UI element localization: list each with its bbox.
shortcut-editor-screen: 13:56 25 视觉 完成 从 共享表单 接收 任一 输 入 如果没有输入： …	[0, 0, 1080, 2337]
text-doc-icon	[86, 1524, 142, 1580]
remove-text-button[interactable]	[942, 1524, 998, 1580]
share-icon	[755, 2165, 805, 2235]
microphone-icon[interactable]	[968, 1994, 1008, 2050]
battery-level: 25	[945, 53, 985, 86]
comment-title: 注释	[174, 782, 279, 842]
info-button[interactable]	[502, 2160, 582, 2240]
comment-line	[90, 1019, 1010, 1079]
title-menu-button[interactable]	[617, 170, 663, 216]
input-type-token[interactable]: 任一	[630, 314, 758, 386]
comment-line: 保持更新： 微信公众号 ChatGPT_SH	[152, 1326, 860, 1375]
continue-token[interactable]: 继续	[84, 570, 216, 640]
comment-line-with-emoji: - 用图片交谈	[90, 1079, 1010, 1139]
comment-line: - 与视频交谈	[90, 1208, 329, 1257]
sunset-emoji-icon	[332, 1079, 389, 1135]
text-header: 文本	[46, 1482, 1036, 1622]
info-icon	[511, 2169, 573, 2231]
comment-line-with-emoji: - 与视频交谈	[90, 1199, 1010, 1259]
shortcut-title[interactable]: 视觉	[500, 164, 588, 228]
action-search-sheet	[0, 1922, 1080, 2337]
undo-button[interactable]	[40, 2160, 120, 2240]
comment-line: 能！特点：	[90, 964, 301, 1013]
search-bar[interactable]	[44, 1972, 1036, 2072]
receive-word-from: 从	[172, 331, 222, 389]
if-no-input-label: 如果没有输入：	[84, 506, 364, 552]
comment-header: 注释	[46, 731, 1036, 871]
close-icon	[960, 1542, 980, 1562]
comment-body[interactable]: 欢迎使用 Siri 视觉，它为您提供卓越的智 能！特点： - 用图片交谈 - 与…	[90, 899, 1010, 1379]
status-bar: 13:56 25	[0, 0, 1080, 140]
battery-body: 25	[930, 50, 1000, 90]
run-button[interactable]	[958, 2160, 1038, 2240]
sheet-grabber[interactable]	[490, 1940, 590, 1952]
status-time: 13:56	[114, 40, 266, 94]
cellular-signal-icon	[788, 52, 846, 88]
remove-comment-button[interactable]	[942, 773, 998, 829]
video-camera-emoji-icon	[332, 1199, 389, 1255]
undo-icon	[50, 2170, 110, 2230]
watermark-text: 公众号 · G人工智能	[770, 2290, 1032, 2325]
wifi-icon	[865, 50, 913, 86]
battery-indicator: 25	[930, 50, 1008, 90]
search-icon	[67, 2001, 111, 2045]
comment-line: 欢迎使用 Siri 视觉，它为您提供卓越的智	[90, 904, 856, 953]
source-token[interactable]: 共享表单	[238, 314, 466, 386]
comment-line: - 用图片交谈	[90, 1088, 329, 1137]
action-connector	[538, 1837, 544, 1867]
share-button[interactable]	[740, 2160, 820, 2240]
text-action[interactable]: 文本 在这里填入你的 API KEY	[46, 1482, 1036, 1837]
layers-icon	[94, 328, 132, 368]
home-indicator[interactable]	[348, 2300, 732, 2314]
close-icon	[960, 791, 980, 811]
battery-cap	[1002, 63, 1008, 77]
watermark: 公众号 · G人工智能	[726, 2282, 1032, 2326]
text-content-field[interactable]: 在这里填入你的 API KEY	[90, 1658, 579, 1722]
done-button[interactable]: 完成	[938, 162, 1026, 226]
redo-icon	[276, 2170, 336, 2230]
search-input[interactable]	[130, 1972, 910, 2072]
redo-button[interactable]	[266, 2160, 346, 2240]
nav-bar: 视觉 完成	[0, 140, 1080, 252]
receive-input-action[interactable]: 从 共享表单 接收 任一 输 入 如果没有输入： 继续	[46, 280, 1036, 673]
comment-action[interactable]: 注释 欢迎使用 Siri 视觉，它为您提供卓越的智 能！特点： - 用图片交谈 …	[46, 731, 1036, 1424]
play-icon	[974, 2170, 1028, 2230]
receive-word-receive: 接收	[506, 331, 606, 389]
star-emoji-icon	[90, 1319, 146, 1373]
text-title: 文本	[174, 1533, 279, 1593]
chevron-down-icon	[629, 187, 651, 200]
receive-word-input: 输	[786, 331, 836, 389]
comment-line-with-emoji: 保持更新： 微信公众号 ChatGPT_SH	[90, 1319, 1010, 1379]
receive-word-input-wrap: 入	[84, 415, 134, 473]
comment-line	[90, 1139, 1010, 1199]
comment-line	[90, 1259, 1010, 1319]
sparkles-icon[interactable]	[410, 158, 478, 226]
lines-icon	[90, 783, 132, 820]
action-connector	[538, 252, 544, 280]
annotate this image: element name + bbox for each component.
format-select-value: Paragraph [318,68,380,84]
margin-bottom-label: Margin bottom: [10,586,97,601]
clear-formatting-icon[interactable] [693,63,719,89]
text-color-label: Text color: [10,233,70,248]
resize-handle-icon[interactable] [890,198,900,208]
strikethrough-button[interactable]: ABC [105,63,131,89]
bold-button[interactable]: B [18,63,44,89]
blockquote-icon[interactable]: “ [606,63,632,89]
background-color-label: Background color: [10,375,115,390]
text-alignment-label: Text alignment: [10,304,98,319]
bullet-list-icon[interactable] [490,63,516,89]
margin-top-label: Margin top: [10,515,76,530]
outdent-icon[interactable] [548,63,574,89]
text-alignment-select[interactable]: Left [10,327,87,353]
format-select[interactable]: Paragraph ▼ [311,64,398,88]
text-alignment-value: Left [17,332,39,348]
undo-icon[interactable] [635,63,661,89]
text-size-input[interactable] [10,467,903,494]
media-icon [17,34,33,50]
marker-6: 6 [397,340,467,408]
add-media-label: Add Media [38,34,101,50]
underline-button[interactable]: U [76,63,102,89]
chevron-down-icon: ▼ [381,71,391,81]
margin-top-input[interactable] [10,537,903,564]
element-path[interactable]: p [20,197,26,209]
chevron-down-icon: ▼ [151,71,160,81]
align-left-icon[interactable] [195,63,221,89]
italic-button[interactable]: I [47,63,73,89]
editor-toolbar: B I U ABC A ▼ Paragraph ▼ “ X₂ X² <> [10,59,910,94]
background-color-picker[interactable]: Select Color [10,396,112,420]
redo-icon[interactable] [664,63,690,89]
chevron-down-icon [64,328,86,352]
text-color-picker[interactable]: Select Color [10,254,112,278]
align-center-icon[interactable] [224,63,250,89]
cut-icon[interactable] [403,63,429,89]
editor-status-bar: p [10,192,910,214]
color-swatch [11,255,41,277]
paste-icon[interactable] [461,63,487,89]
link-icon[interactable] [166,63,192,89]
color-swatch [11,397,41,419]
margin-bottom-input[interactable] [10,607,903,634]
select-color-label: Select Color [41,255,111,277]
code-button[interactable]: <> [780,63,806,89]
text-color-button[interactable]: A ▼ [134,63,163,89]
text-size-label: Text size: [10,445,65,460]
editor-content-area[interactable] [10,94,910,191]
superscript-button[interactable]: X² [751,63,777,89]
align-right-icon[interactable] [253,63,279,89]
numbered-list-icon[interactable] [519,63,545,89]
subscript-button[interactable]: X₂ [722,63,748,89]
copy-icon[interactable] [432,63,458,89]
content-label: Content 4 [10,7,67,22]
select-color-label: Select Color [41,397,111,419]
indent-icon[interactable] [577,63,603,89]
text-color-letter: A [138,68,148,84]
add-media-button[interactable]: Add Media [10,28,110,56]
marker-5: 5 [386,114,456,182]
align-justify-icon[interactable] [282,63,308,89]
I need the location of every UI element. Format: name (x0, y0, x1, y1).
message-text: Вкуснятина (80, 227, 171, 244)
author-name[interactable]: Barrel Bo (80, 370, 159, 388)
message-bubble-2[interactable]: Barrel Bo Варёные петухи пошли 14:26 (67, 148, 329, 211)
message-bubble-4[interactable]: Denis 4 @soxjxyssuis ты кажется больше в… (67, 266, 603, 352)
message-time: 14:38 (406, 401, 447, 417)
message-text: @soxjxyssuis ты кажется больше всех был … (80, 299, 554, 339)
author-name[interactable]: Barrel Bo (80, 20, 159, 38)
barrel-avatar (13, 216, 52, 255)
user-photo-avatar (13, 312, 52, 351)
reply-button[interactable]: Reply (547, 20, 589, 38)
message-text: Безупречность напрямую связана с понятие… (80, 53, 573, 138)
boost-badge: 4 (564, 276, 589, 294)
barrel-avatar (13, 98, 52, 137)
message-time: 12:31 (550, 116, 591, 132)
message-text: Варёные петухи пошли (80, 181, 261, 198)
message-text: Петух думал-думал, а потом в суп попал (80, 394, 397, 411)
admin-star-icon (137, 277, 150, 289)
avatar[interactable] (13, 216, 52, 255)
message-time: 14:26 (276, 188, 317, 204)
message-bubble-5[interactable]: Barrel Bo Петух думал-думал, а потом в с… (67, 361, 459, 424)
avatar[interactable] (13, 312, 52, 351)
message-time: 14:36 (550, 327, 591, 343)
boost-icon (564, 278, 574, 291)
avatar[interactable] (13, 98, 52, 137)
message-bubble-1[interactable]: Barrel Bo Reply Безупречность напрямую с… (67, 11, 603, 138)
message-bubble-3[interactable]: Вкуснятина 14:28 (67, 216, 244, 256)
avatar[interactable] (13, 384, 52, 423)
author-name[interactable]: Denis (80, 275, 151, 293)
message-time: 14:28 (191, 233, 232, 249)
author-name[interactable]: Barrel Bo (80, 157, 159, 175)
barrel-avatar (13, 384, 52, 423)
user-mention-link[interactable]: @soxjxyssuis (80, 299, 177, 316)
┄┄┄┄┄┄
Reproduce the data word for word, from its first line through the line containing "328, 132, 368]", with both of those lines included.

→ **Exercise output**
UI element localization: list each with its bbox.
shortcut-editor-screen: 13:56 25 视觉 完成 从 共享表单 接收 任一 输 入 如果没有输入： …	[0, 0, 1080, 2337]
text-doc-icon	[86, 1524, 142, 1580]
remove-text-button[interactable]	[942, 1524, 998, 1580]
share-icon	[755, 2165, 805, 2235]
microphone-icon[interactable]	[968, 1994, 1008, 2050]
battery-level: 25	[945, 53, 985, 86]
comment-title: 注释	[174, 782, 279, 842]
info-button[interactable]	[502, 2160, 582, 2240]
comment-line	[90, 1019, 1010, 1079]
title-menu-button[interactable]	[617, 170, 663, 216]
input-type-token[interactable]: 任一	[630, 314, 758, 386]
comment-line: 保持更新： 微信公众号 ChatGPT_SH	[152, 1326, 860, 1375]
continue-token[interactable]: 继续	[84, 570, 216, 640]
comment-line-with-emoji: - 用图片交谈	[90, 1079, 1010, 1139]
comment-line: - 与视频交谈	[90, 1208, 329, 1257]
sunset-emoji-icon	[332, 1079, 389, 1135]
text-header: 文本	[46, 1482, 1036, 1622]
info-icon	[511, 2169, 573, 2231]
comment-line-with-emoji: - 与视频交谈	[90, 1199, 1010, 1259]
shortcut-title[interactable]: 视觉	[500, 164, 588, 228]
action-search-sheet	[0, 1922, 1080, 2337]
undo-button[interactable]	[40, 2160, 120, 2240]
comment-line: 能！特点：	[90, 964, 301, 1013]
search-bar[interactable]	[44, 1972, 1036, 2072]
receive-word-from: 从	[172, 331, 222, 389]
if-no-input-label: 如果没有输入：	[84, 506, 364, 552]
comment-header: 注释	[46, 731, 1036, 871]
close-icon	[960, 1542, 980, 1562]
comment-body[interactable]: 欢迎使用 Siri 视觉，它为您提供卓越的智 能！特点： - 用图片交谈 - 与…	[90, 899, 1010, 1379]
status-bar: 13:56 25	[0, 0, 1080, 140]
battery-body: 25	[930, 50, 1000, 90]
run-button[interactable]	[958, 2160, 1038, 2240]
sheet-grabber[interactable]	[490, 1940, 590, 1952]
status-time: 13:56	[114, 40, 266, 94]
cellular-signal-icon	[788, 52, 846, 88]
remove-comment-button[interactable]	[942, 773, 998, 829]
video-camera-emoji-icon	[332, 1199, 389, 1255]
undo-icon	[50, 2170, 110, 2230]
watermark-text: 公众号 · G人工智能	[770, 2290, 1032, 2325]
wifi-icon	[865, 50, 913, 86]
battery-indicator: 25	[930, 50, 1008, 90]
search-icon	[67, 2001, 111, 2045]
comment-line: 欢迎使用 Siri 视觉，它为您提供卓越的智	[90, 904, 856, 953]
source-token[interactable]: 共享表单	[238, 314, 466, 386]
comment-line: - 用图片交谈	[90, 1088, 329, 1137]
action-connector	[538, 1837, 544, 1867]
share-button[interactable]	[740, 2160, 820, 2240]
text-action[interactable]: 文本 在这里填入你的 API KEY	[46, 1482, 1036, 1837]
layers-icon	[94, 328, 132, 368]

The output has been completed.